• [EXERCISE DETAILS]: In the entries below, count every line containing "больших". Return the number and nothing else.

**** SUPPLIED DATA ****

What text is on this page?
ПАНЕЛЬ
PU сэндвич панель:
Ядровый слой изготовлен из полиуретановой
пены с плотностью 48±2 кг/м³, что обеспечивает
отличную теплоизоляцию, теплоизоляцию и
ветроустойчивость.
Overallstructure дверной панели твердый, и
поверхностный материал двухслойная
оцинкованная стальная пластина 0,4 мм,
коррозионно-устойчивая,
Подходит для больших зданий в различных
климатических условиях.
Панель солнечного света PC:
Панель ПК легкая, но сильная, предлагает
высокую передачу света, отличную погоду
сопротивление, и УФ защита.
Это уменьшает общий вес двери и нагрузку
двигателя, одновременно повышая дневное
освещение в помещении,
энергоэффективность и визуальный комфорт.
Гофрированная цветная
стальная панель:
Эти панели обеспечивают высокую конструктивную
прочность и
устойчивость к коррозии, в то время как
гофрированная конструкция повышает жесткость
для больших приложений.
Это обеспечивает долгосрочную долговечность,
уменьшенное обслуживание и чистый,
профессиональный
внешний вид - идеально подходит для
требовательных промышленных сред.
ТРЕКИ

****

• [WRITTEN SOLUTION]: 2